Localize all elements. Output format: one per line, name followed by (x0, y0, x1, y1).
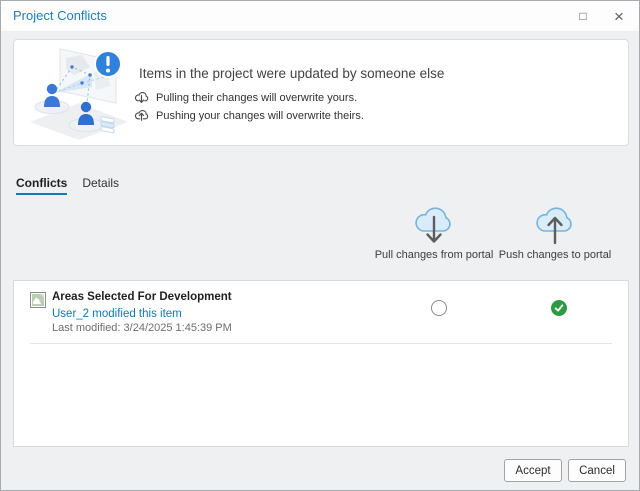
maximize-icon: □ (579, 10, 586, 22)
check-icon (553, 302, 565, 314)
map-item-icon (30, 292, 46, 308)
pull-cloud-icon (412, 205, 456, 247)
tab-details[interactable]: Details (82, 176, 119, 195)
conflict-illustration (24, 45, 134, 141)
push-warning-text: Pushing your changes will overwrite thei… (156, 110, 364, 122)
title-bar: Project Conflicts □ × (1, 1, 639, 31)
window-controls: □ × (565, 1, 637, 31)
tab-bar: Conflicts Details (16, 176, 119, 195)
push-column-label: Push changes to portal (475, 249, 635, 261)
accept-button[interactable]: Accept (504, 459, 562, 482)
pull-warning-text: Pulling their changes will overwrite you… (156, 92, 357, 104)
window-title: Project Conflicts (13, 8, 107, 23)
push-warning-row: Pushing your changes will overwrite thei… (134, 108, 364, 123)
conflicts-list: Areas Selected For Development User_2 mo… (13, 280, 629, 447)
last-modified-text: Last modified: 3/24/2025 1:45:39 PM (52, 322, 232, 334)
project-conflicts-dialog: Project Conflicts □ × (0, 0, 640, 491)
modified-by-link[interactable]: User_2 modified this item (52, 308, 182, 320)
conflict-item-name: Areas Selected For Development (52, 291, 232, 303)
maximize-button[interactable]: □ (565, 1, 601, 31)
pull-radio[interactable] (431, 300, 447, 316)
push-column-header: Push changes to portal (475, 205, 635, 261)
cloud-download-icon (134, 90, 149, 105)
push-radio-selected[interactable] (551, 300, 567, 316)
cancel-button[interactable]: Cancel (568, 459, 626, 482)
info-banner: Items in the project were updated by som… (13, 39, 629, 146)
row-separator (30, 343, 612, 344)
push-cloud-icon (533, 205, 577, 247)
pull-warning-row: Pulling their changes will overwrite you… (134, 90, 357, 105)
tab-conflicts[interactable]: Conflicts (16, 176, 67, 195)
close-icon: × (614, 8, 624, 25)
close-button[interactable]: × (601, 1, 637, 31)
cloud-upload-icon (134, 108, 149, 123)
banner-heading: Items in the project were updated by som… (139, 66, 444, 81)
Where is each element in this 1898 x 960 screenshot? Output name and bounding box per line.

--- Stated goal ---
Please reproduce the lines of the listing above, from the line with "maximize-icon: □ (579, 10, 586, 22)" up to and including the line with "tab-bar: Conflicts Details".

--- Correct result ---
maximize-icon: □ (579, 10, 586, 22)
check-icon (553, 302, 565, 314)
map-item-icon (30, 292, 46, 308)
pull-cloud-icon (412, 205, 456, 247)
tab-details[interactable]: Details (82, 176, 119, 195)
conflict-illustration (24, 45, 134, 141)
push-warning-text: Pushing your changes will overwrite thei… (156, 110, 364, 122)
title-bar: Project Conflicts □ × (1, 1, 639, 31)
window-controls: □ × (565, 1, 637, 31)
tab-bar: Conflicts Details (16, 176, 119, 195)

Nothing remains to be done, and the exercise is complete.